→ Written instruction
Copy out all the records, word for word.

Saved entries
--- START ---
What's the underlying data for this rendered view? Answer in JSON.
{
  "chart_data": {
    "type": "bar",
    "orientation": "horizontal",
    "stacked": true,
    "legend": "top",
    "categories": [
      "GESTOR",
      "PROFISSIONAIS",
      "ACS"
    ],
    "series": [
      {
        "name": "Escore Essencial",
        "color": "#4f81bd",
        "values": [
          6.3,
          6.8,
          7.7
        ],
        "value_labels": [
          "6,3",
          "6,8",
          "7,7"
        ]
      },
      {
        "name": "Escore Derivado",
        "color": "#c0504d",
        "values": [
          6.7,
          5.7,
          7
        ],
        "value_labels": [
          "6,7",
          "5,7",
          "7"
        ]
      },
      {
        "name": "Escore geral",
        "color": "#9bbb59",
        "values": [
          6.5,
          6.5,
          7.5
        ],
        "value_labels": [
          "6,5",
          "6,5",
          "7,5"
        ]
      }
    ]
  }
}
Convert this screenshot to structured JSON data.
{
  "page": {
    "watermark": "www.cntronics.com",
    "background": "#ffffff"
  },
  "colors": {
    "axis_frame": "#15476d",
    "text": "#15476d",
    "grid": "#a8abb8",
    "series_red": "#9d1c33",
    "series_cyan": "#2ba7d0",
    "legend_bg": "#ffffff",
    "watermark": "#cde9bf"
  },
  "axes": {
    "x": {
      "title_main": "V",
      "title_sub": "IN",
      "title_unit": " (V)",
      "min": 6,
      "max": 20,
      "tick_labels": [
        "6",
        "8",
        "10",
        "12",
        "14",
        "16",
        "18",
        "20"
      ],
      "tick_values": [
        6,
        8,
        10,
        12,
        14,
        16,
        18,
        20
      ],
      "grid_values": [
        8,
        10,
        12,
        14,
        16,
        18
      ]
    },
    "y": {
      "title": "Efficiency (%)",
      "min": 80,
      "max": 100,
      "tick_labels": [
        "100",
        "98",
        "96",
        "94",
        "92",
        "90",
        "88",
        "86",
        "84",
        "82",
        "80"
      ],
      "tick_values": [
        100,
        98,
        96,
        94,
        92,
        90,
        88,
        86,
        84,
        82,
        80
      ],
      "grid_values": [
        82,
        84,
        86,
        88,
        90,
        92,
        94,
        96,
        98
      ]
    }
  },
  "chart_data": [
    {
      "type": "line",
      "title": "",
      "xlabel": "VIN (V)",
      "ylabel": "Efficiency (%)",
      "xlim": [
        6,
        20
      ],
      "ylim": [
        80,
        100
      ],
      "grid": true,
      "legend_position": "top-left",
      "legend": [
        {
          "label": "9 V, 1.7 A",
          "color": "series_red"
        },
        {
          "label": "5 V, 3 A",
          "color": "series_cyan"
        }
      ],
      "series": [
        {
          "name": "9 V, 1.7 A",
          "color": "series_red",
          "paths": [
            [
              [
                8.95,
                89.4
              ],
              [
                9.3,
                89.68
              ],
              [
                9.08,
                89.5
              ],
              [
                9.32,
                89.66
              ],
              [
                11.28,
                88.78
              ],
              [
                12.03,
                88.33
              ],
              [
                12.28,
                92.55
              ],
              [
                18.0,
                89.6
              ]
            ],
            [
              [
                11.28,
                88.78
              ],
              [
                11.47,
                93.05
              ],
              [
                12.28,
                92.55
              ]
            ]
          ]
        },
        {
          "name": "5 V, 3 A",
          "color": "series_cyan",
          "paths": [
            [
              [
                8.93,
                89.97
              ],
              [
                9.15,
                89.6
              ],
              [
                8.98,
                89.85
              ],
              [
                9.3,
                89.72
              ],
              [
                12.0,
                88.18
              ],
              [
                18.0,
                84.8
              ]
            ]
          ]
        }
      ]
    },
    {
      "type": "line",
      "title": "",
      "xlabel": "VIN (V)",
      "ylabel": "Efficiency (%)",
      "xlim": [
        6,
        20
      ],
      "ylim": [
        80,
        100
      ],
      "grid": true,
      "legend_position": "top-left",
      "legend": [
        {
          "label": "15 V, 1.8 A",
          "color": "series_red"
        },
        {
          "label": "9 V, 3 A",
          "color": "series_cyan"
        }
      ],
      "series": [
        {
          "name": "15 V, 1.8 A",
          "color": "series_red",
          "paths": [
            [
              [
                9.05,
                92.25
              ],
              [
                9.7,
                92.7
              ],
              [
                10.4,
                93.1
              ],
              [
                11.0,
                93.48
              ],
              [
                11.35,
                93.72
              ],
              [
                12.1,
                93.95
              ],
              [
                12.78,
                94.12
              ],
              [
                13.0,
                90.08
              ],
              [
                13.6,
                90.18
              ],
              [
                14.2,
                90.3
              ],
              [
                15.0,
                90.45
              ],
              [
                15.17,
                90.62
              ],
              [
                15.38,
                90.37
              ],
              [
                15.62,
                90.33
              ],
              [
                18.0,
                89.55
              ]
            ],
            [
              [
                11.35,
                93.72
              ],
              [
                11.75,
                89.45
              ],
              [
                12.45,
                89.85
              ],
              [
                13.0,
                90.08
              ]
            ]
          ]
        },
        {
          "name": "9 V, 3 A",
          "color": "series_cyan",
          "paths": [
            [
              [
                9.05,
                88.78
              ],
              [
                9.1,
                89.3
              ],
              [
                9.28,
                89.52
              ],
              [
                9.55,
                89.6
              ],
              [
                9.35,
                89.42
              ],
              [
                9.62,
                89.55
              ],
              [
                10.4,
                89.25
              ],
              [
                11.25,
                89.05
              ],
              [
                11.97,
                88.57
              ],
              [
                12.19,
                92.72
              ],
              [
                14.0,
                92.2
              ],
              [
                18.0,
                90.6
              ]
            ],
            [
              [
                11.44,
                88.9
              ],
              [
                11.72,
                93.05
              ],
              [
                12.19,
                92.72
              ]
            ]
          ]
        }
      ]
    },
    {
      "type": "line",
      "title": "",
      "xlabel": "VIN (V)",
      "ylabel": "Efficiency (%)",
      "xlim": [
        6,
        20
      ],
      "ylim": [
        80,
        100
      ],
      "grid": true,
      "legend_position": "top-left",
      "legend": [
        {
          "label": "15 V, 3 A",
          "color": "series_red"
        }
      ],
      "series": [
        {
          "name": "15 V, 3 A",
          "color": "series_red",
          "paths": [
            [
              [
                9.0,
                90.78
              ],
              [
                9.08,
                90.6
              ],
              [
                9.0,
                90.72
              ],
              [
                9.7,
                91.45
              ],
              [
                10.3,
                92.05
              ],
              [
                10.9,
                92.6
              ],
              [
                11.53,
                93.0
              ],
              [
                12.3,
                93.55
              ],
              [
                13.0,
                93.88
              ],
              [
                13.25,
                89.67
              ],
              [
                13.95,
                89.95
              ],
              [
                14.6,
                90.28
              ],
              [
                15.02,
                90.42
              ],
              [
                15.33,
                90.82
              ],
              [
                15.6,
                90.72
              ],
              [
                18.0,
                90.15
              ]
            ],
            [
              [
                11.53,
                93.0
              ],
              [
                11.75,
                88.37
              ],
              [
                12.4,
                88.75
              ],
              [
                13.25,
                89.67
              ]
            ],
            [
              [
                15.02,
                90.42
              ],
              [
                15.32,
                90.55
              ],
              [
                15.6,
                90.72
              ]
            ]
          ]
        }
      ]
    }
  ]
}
--- END ---
→ Task answer
What's the underlying data for this rendered view? Answer in JSON.
{
  "chart_data": {
    "type": "bar",
    "orientation": "horizontal",
    "stacked": true,
    "legend": "top",
    "categories": [
      "GESTOR",
      "PROFISSIONAIS",
      "ACS"
    ],
    "series": [
      {
        "name": "Escore Essencial",
        "color": "#4f81bd",
        "values": [
          6.3,
          6.8,
          7.7
        ],
        "value_labels": [
          "6,3",
          "6,8",
          "7,7"
        ]
      },
      {
        "name": "Escore Derivado",
        "color": "#c0504d",
        "values": [
          6.7,
          5.7,
          7
        ],
        "value_labels": [
          "6,7",
          "5,7",
          "7"
        ]
      },
      {
        "name": "Escore geral",
        "color": "#9bbb59",
        "values": [
          6.5,
          6.5,
          7.5
        ],
        "value_labels": [
          "6,5",
          "6,5",
          "7,5"
        ]
      }
    ]
  }
}
Convert this screenshot to structured JSON data.
{
  "page": {
    "watermark": "www.cntronics.com",
    "background": "#ffffff"
  },
  "colors": {
    "axis_frame": "#15476d",
    "text": "#15476d",
    "grid": "#a8abb8",
    "series_red": "#9d1c33",
    "series_cyan": "#2ba7d0",
    "legend_bg": "#ffffff",
    "watermark": "#cde9bf"
  },
  "axes": {
    "x": {
      "title_main": "V",
      "title_sub": "IN",
      "title_unit": " (V)",
      "min": 6,
      "max": 20,
      "tick_labels": [
        "6",
        "8",
        "10",
        "12",
        "14",
        "16",
        "18",
        "20"
      ],
      "tick_values": [
        6,
        8,
        10,
        12,
        14,
        16,
        18,
        20
      ],
      "grid_values": [
        8,
        10,
        12,
        14,
        16,
        18
      ]
    },
    "y": {
      "title": "Efficiency (%)",
      "min": 80,
      "max": 100,
      "tick_labels": [
        "100",
        "98",
        "96",
        "94",
        "92",
        "90",
        "88",
        "86",
        "84",
        "82",
        "80"
      ],
      "tick_values": [
        100,
        98,
        96,
        94,
        92,
        90,
        88,
        86,
        84,
        82,
        80
      ],
      "grid_values": [
        82,
        84,
        86,
        88,
        90,
        92,
        94,
        96,
        98
      ]
    }
  },
  "chart_data": [
    {
      "type": "line",
      "title": "",
      "xlabel": "VIN (V)",
      "ylabel": "Efficiency (%)",
      "xlim": [
        6,
        20
      ],
      "ylim": [
        80,
        100
      ],
      "grid": true,
      "legend_position": "top-left",
      "legend": [
        {
          "label": "9 V, 1.7 A",
          "color": "series_red"
        },
        {
          "label": "5 V, 3 A",
          "color": "series_cyan"
        }
      ],
      "series": [
        {
          "name": "9 V, 1.7 A",
          "color": "series_red",
          "paths": [
            [
              [
                8.95,
                89.4
              ],
              [
                9.3,
                89.68
              ],
              [
                9.08,
                89.5
              ],
              [
                9.32,
                89.66
              ],
              [
                11.28,
                88.78
              ],
              [
                12.03,
                88.33
              ],
              [
                12.28,
                92.55
              ],
              [
                18.0,
                89.6
              ]
            ],
            [
              [
                11.28,
                88.78
              ],
              [
                11.47,
                93.05
              ],
              [
                12.28,
                92.55
              ]
            ]
          ]
        },
        {
          "name": "5 V, 3 A",
          "color": "series_cyan",
          "paths": [
            [
              [
                8.93,
                89.97
              ],
              [
                9.15,
                89.6
              ],
              [
                8.98,
                89.85
              ],
              [
                9.3,
                89.72
              ],
              [
                12.0,
                88.18
              ],
              [
                18.0,
                84.8
              ]
            ]
          ]
        }
      ]
    },
    {
      "type": "line",
      "title": "",
      "xlabel": "VIN (V)",
      "ylabel": "Efficiency (%)",
      "xlim": [
        6,
        20
      ],
      "ylim": [
        80,
        100
      ],
      "grid": true,
      "legend_position": "top-left",
      "legend": [
        {
          "label": "15 V, 1.8 A",
          "color": "series_red"
        },
        {
          "label": "9 V, 3 A",
          "color": "series_cyan"
        }
      ],
      "series": [
        {
          "name": "15 V, 1.8 A",
          "color": "series_red",
          "paths": [
            [
              [
                9.05,
                92.25
              ],
              [
                9.7,
                92.7
              ],
              [
                10.4,
                93.1
              ],
              [
                11.0,
                93.48
              ],
              [
                11.35,
                93.72
              ],
              [
                12.1,
                93.95
              ],
              [
                12.78,
                94.12
              ],
              [
                13.0,
                90.08
              ],
              [
                13.6,
                90.18
              ],
              [
                14.2,
                90.3
              ],
              [
                15.0,
                90.45
              ],
              [
                15.17,
                90.62
              ],
              [
                15.38,
                90.37
              ],
              [
                15.62,
                90.33
              ],
              [
                18.0,
                89.55
              ]
            ],
            [
              [
                11.35,
                93.72
              ],
              [
                11.75,
                89.45
              ],
              [
                12.45,
                89.85
              ],
              [
                13.0,
                90.08
              ]
            ]
          ]
        },
        {
          "name": "9 V, 3 A",
          "color": "series_cyan",
          "paths": [
            [
              [
                9.05,
                88.78
              ],
              [
                9.1,
                89.3
              ],
              [
                9.28,
                89.52
              ],
              [
                9.55,
                89.6
              ],
              [
                9.35,
                89.42
              ],
              [
                9.62,
                89.55
              ],
              [
                10.4,
                89.25
              ],
              [
                11.25,
                89.05
              ],
              [
                11.97,
                88.57
              ],
              [
                12.19,
                92.72
              ],
              [
                14.0,
                92.2
              ],
              [
                18.0,
                90.6
              ]
            ],
            [
              [
                11.44,
                88.9
              ],
              [
                11.72,
                93.05
              ],
              [
                12.19,
                92.72
              ]
            ]
          ]
        }
      ]
    },
    {
      "type": "line",
      "title": "",
      "xlabel": "VIN (V)",
      "ylabel": "Efficiency (%)",
      "xlim": [
        6,
        20
      ],
      "ylim": [
        80,
        100
      ],
      "grid": true,
      "legend_position": "top-left",
      "legend": [
        {
          "label": "15 V, 3 A",
          "color": "series_red"
        }
      ],
      "series": [
        {
          "name": "15 V, 3 A",
          "color": "series_red",
          "paths": [
            [
              [
                9.0,
                90.78
              ],
              [
                9.08,
                90.6
              ],
              [
                9.0,
                90.72
              ],
              [
                9.7,
                91.45
              ],
              [
                10.3,
                92.05
              ],
              [
                10.9,
                92.6
              ],
              [
                11.53,
                93.0
              ],
              [
                12.3,
                93.55
              ],
              [
                13.0,
                93.88
              ],
              [
                13.25,
                89.67
              ],
              [
                13.95,
                89.95
              ],
              [
                14.6,
                90.28
              ],
              [
                15.02,
                90.42
              ],
              [
                15.33,
                90.82
              ],
              [
                15.6,
                90.72
              ],
              [
                18.0,
                90.15
              ]
            ],
            [
              [
                11.53,
                93.0
              ],
              [
                11.75,
                88.37
              ],
              [
                12.4,
                88.75
              ],
              [
                13.25,
                89.67
              ]
            ],
            [
              [
                15.02,
                90.42
              ],
              [
                15.32,
                90.55
              ],
              [
                15.6,
                90.72
              ]
            ]
          ]
        }
      ]
    }
  ]
}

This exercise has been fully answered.